• _Extracted text_

----

More so, what this depiction fails to tell us is the active offensive maneuvers Virginia politicians, businessmen, and everyday citizens made in order to create a racial hierarchy that continues to disenfranchise black people today.

“Before the rubble had been cleared from the devastated business district of the capital city, Richmond’s press began to campaign against voting rights for its freed black citizens” (Campbell, Richmond’s Unhealed History, 131).

A key figure in this campaign was Edward A. Pollard, wartime editor of the Richmond Examiner. Pollard is most famous for his book, The Lost Cause (1866), which created a narrative of the South that focused on its intellectual superiority and cultural influence and encouraged the South to retain its pride:

“(The South’s) well-known superiourity in civilization…has been recognized…by the intelligent everywhere; for it is the South that in the past produced four-fifths of the political literature of America, and presented in its public men that list of American names best known in the Christian world. That superiourity the war has not conquered or lowered; and the South will do right to claim and cherish it” (Campbell, quoting Pollard, 131-132).

This ideology resurged during the 1890s.

According to Campbell, “Monuments in Richmond show the power of Confederate themes in that time. The first…the Lee Monument, was unveiled on May 29, 1890. The ceremony began with a procession of 15,000 Confederate veterans leading a crowd which eventually totaled more than 100,000…” (Campbell, 136).

Immediately following the war, Richmond made it a political priority to reinstate dominance over its black population, and part of that process was the creation of these statues celebrating and commemorating Confederate war-time heroes.

But this is not just about statues, but actual laws that were put in place to limit black citizens from moving up the social ladder.

For example, on January 15, 1866, an extreme vagrancy law was passed which made unemployment illegal.

This was later prohibited nine days later by General Alfred Terry; however, its effects were still in place. Campbell notes that during this time “…white employers had already made agreements not to hire freedmen at normal wages, thus forcing wages to be depressed and providing an opportunity for the enforcement of the vagrancy statute” (Campbell, 132).

----

• _Excerpted data_
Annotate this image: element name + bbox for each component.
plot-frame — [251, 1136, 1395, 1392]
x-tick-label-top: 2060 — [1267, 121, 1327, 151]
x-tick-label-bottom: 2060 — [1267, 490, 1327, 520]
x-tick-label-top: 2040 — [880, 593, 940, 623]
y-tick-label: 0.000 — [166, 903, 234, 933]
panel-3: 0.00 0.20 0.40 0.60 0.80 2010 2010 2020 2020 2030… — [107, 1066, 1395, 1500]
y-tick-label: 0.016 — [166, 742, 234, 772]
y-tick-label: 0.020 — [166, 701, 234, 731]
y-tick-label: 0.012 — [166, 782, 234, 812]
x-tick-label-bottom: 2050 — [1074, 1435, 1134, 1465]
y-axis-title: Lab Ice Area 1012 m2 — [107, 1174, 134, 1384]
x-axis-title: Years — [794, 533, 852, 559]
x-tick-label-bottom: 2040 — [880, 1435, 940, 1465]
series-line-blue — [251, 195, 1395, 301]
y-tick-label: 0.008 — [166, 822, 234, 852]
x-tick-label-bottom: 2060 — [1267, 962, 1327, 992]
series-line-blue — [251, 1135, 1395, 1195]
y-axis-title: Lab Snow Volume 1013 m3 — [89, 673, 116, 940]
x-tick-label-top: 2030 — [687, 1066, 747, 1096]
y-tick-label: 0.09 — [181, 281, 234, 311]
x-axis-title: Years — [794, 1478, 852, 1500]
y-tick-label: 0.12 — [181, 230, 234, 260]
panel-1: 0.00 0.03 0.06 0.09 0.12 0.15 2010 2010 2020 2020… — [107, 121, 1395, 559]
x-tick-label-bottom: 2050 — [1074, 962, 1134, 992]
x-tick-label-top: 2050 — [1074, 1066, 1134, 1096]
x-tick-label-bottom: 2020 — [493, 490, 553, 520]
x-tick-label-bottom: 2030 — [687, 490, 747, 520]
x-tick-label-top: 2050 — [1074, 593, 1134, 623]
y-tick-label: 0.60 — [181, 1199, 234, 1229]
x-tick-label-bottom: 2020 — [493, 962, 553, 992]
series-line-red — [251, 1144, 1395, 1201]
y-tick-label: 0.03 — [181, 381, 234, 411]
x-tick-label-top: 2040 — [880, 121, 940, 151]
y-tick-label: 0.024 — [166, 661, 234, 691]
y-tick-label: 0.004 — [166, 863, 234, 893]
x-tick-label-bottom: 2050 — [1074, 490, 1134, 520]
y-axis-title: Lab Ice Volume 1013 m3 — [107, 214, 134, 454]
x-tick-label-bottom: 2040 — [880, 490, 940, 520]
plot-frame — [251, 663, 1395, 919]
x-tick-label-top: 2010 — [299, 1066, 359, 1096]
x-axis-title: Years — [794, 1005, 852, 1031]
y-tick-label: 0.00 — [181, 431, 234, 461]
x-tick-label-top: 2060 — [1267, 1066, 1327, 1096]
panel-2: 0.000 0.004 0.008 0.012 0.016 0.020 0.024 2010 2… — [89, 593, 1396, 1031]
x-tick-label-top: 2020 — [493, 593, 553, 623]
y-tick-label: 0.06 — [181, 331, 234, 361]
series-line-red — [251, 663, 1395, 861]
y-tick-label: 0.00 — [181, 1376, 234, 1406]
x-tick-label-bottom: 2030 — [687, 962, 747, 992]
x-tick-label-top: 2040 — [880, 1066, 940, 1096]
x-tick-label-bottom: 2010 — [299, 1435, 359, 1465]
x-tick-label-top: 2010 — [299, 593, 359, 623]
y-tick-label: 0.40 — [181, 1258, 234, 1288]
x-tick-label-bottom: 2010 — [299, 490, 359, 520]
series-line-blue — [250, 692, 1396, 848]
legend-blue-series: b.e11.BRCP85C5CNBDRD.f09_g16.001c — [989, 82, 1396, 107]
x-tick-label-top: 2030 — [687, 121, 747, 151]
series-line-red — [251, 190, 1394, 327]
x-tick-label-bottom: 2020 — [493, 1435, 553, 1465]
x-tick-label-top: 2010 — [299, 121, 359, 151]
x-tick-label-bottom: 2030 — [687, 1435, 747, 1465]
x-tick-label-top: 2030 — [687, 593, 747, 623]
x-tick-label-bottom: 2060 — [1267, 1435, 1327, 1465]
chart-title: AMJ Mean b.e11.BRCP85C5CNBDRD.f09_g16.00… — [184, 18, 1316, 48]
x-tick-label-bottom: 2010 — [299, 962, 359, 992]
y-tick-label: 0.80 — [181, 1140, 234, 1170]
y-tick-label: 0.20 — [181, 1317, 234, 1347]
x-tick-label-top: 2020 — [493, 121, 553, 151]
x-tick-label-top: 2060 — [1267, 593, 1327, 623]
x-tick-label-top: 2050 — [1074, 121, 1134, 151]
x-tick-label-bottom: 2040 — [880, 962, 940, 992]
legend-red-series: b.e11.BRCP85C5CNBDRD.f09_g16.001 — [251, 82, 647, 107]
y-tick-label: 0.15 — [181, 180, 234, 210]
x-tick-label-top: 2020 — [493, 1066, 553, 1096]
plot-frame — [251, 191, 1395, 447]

----

• _Task objective_
Please repeat the text on Richmond after the Civil War, starting with "Immediately following the" and going on through "the social ladder.", substituting "monuments" for each "statues".

• _Solution_
Immediately following the war, Richmond made it a political priority to reinstate dominance over its black population, and part of that process was the creation of these monuments celebrating and commemorating Confederate war-time heroes.

But this is not just about monuments, but actual laws that were put in place to limit black citizens from moving up the social ladder.